Recorded information:
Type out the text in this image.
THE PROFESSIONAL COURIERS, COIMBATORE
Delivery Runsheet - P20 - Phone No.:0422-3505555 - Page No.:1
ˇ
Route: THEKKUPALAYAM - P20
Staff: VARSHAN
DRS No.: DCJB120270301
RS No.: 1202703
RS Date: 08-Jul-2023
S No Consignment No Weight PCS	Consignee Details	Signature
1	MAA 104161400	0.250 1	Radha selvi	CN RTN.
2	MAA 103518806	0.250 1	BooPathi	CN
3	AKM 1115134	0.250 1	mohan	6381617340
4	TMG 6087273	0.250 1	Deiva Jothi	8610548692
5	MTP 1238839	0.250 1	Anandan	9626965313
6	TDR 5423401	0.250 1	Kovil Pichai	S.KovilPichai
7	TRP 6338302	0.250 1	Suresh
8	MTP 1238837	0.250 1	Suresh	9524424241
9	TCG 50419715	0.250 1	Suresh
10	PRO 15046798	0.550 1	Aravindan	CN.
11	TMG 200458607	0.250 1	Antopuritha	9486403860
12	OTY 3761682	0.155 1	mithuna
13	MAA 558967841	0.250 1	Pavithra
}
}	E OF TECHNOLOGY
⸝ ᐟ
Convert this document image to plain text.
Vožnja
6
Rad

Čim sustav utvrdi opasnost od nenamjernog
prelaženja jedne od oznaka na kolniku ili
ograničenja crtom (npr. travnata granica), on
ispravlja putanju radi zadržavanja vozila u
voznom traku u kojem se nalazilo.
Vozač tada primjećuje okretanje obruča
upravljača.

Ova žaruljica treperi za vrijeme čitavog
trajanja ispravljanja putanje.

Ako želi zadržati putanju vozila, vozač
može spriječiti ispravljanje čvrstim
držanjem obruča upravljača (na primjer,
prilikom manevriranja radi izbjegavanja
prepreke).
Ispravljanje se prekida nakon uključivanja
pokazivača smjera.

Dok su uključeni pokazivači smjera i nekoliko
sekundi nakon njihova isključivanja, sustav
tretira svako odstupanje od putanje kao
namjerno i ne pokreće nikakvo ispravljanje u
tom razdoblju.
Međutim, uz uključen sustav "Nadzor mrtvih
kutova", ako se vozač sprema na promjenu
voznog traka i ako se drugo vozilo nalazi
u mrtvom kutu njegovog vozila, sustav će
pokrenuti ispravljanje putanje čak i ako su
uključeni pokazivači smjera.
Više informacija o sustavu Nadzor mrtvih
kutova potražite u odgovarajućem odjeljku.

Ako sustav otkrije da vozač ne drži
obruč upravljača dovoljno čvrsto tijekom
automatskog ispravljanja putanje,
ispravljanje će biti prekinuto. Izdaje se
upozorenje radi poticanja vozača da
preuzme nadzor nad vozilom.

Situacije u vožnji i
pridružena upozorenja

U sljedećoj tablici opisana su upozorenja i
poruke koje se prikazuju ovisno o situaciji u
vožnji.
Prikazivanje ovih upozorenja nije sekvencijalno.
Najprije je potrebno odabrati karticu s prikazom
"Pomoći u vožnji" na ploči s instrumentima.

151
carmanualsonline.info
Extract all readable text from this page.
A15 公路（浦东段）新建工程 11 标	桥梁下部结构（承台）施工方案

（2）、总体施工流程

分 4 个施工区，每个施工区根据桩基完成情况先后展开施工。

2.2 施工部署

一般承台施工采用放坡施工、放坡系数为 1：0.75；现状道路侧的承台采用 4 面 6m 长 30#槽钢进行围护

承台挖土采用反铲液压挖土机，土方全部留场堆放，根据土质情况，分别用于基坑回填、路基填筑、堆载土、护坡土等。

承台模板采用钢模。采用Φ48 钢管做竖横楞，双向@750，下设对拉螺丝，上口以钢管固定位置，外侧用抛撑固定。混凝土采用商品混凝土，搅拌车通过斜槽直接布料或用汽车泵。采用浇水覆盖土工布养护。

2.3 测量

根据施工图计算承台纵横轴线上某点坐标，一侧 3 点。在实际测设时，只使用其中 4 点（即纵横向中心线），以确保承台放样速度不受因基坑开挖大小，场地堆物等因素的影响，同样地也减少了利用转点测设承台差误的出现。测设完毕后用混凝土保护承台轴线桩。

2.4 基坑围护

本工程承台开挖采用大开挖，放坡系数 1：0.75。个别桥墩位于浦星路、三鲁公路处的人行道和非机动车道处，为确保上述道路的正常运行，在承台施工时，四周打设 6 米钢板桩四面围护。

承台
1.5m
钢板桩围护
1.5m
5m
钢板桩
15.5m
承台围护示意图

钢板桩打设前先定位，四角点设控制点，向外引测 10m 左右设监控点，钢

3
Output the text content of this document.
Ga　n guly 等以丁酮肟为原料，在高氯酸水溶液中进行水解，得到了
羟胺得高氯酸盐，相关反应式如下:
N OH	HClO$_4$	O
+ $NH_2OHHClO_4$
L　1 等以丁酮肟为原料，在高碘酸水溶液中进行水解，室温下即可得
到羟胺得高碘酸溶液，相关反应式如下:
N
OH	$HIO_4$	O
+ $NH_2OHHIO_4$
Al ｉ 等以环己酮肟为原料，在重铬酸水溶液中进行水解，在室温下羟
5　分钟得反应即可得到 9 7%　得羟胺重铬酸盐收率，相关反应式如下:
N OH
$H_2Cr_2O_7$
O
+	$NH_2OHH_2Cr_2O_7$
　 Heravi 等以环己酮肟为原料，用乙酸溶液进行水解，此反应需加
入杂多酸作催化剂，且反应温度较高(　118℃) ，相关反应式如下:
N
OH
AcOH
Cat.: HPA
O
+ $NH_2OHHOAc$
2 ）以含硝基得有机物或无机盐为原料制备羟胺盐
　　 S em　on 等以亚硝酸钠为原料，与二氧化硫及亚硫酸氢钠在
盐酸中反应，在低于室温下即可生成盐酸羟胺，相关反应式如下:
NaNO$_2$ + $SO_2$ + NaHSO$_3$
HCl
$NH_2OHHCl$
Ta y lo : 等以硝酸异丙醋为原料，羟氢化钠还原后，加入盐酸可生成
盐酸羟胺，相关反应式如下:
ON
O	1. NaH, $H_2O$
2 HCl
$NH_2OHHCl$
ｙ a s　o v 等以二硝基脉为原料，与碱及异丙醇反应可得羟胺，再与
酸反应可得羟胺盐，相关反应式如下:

Written task:
Look through the records and gather every line containing "smjera".

The output:
pokazivača smjera.
Dok su uključeni pokazivači smjera i nekoliko
uključeni pokazivači smjera.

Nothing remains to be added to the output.